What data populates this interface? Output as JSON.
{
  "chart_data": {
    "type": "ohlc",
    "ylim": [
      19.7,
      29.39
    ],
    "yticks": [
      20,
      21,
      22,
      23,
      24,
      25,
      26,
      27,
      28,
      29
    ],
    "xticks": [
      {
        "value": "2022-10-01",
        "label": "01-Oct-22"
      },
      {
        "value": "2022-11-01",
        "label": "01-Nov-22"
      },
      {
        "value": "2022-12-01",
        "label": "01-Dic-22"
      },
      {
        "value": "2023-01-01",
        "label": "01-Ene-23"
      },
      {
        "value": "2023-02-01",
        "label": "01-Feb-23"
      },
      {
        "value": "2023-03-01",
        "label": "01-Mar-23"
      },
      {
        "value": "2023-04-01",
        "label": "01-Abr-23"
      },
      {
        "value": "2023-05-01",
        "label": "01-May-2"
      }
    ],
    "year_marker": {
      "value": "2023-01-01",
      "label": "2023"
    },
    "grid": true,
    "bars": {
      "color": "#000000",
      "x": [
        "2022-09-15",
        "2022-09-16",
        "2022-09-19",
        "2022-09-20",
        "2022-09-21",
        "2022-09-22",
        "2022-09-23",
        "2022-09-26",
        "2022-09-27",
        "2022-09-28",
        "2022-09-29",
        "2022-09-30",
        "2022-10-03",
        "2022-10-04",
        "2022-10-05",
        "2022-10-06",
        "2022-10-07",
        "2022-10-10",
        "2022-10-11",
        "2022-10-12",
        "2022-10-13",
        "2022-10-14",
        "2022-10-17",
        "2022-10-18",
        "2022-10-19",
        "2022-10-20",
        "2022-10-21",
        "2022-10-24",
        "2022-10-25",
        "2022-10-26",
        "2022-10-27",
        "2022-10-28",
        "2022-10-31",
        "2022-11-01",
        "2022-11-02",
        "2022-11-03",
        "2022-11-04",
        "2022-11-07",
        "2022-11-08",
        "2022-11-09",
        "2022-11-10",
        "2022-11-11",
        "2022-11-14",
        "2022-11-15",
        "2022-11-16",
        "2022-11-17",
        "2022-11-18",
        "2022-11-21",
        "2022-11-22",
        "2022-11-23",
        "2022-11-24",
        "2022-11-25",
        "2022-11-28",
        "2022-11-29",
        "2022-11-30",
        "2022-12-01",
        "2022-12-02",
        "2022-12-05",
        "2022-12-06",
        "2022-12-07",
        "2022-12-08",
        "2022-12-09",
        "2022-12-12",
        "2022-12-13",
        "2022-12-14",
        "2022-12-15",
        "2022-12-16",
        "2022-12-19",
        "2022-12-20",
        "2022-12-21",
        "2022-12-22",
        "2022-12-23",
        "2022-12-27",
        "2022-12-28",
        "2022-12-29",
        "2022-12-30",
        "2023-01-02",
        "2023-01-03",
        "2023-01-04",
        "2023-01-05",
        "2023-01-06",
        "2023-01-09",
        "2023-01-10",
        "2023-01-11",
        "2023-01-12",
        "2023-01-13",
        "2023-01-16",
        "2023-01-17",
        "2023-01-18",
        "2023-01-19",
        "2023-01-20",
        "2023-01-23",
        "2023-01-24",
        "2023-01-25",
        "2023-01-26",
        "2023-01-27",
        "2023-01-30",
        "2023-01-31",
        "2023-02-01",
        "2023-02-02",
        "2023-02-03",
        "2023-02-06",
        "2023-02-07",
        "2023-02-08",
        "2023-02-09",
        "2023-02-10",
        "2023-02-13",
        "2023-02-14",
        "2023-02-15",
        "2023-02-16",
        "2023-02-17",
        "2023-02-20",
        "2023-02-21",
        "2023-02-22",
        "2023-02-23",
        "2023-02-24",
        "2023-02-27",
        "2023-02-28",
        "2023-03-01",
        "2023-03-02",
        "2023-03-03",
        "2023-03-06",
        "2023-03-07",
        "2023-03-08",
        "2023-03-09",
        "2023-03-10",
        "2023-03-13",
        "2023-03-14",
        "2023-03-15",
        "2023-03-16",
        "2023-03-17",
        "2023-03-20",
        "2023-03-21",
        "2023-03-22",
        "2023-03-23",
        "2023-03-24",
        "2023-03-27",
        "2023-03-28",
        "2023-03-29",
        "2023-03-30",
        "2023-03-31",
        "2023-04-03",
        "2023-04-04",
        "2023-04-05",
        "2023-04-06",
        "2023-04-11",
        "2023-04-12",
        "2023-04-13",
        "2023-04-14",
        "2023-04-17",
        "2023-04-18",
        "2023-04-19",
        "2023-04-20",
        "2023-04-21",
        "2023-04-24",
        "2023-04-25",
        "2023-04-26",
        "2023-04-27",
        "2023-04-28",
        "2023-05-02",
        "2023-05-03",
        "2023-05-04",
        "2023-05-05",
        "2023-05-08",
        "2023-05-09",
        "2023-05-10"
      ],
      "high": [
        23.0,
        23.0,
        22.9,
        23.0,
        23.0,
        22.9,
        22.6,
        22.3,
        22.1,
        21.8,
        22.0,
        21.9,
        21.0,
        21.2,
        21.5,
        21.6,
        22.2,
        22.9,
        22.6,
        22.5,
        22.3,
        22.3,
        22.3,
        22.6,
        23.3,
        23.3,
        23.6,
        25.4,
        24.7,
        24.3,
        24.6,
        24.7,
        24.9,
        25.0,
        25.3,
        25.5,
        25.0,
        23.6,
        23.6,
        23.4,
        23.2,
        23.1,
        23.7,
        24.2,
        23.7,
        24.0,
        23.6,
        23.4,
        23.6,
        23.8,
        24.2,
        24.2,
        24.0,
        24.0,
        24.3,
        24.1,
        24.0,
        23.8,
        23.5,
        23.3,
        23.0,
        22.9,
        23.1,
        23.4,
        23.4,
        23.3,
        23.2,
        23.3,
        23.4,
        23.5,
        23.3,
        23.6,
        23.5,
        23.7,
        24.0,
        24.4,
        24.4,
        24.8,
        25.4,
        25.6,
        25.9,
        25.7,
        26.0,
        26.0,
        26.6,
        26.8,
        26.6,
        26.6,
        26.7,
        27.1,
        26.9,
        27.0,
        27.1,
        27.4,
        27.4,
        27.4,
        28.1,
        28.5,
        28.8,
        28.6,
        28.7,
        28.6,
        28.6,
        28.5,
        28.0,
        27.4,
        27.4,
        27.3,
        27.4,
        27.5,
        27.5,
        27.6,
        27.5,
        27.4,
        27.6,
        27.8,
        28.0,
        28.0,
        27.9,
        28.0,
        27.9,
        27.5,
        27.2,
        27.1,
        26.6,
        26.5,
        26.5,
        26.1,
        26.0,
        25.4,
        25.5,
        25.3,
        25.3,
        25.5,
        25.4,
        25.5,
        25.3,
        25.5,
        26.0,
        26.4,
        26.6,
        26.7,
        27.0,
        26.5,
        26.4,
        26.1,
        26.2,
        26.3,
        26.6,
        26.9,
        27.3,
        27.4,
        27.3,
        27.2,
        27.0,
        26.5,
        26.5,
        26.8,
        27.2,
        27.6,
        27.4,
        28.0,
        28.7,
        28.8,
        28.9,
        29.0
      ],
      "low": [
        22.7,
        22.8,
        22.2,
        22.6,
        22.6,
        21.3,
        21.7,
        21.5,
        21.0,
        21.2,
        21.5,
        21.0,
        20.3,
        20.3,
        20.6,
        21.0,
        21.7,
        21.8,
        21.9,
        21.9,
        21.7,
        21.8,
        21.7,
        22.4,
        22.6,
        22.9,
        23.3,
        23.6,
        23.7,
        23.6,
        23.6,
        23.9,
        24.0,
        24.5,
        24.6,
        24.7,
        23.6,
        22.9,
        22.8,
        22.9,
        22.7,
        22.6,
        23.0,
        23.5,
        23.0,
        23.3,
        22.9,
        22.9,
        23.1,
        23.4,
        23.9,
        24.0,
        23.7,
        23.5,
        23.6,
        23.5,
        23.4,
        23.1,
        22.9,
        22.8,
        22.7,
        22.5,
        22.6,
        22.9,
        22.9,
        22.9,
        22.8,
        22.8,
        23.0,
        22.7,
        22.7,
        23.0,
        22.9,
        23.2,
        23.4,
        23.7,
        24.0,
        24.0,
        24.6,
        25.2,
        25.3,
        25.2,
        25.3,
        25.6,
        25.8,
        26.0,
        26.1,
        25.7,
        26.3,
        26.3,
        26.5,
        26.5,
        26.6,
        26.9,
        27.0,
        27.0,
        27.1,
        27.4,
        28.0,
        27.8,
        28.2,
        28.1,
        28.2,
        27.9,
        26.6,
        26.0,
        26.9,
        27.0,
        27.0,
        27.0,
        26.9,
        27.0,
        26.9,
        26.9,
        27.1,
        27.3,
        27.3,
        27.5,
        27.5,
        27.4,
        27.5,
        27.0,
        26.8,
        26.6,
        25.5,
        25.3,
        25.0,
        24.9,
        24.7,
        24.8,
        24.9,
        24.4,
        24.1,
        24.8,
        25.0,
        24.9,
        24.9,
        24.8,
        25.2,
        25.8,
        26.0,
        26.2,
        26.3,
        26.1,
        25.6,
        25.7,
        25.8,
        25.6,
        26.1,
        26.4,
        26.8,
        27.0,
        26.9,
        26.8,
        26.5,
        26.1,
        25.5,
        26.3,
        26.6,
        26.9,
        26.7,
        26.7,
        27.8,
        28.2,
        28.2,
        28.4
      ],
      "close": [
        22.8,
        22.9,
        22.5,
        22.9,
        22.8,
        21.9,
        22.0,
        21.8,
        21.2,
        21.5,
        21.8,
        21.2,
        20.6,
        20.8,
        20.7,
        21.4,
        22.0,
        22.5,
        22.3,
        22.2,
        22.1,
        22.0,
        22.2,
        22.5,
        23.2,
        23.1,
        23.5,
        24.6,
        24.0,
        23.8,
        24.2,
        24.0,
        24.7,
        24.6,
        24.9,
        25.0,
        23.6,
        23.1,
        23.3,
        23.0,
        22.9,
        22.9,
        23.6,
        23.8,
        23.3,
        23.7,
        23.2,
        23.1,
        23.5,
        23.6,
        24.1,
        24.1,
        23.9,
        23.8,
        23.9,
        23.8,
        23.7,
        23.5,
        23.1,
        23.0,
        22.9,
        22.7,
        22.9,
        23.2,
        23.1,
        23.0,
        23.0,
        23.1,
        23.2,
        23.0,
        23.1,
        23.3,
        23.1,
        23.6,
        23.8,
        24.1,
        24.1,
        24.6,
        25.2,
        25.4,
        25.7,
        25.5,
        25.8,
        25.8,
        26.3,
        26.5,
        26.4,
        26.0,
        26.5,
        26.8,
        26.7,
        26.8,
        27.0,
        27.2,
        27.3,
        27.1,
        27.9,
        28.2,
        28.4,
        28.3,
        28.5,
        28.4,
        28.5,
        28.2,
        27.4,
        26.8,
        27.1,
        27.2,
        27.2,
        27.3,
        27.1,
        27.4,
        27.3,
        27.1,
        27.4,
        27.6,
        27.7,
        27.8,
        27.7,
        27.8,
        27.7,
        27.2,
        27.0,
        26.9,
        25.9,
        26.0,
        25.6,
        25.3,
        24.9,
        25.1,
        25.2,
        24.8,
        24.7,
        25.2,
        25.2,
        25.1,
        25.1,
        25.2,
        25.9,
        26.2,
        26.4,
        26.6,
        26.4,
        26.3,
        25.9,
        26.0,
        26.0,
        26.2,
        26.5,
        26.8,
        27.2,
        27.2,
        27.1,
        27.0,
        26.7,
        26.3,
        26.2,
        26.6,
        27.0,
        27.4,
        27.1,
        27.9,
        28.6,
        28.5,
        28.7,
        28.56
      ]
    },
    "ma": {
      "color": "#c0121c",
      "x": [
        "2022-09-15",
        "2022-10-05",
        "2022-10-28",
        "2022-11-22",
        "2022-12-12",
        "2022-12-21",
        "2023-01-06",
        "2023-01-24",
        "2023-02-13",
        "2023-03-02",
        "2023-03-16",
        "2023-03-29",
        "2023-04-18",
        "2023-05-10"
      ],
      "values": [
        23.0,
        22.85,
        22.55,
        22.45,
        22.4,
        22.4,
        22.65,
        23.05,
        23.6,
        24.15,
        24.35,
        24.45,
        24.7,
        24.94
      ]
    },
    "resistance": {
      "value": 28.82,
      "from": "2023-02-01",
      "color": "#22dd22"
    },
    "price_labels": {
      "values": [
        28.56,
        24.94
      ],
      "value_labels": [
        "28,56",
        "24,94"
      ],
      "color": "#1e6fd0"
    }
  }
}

::::::::

Written problem
Identify each line in the records above containing the word "color"; copy those lines.

Complete output
      "color": "#000000",
      "color": "#c0121c",
      "color": "#22dd22"
      "color": "#1e6fd0"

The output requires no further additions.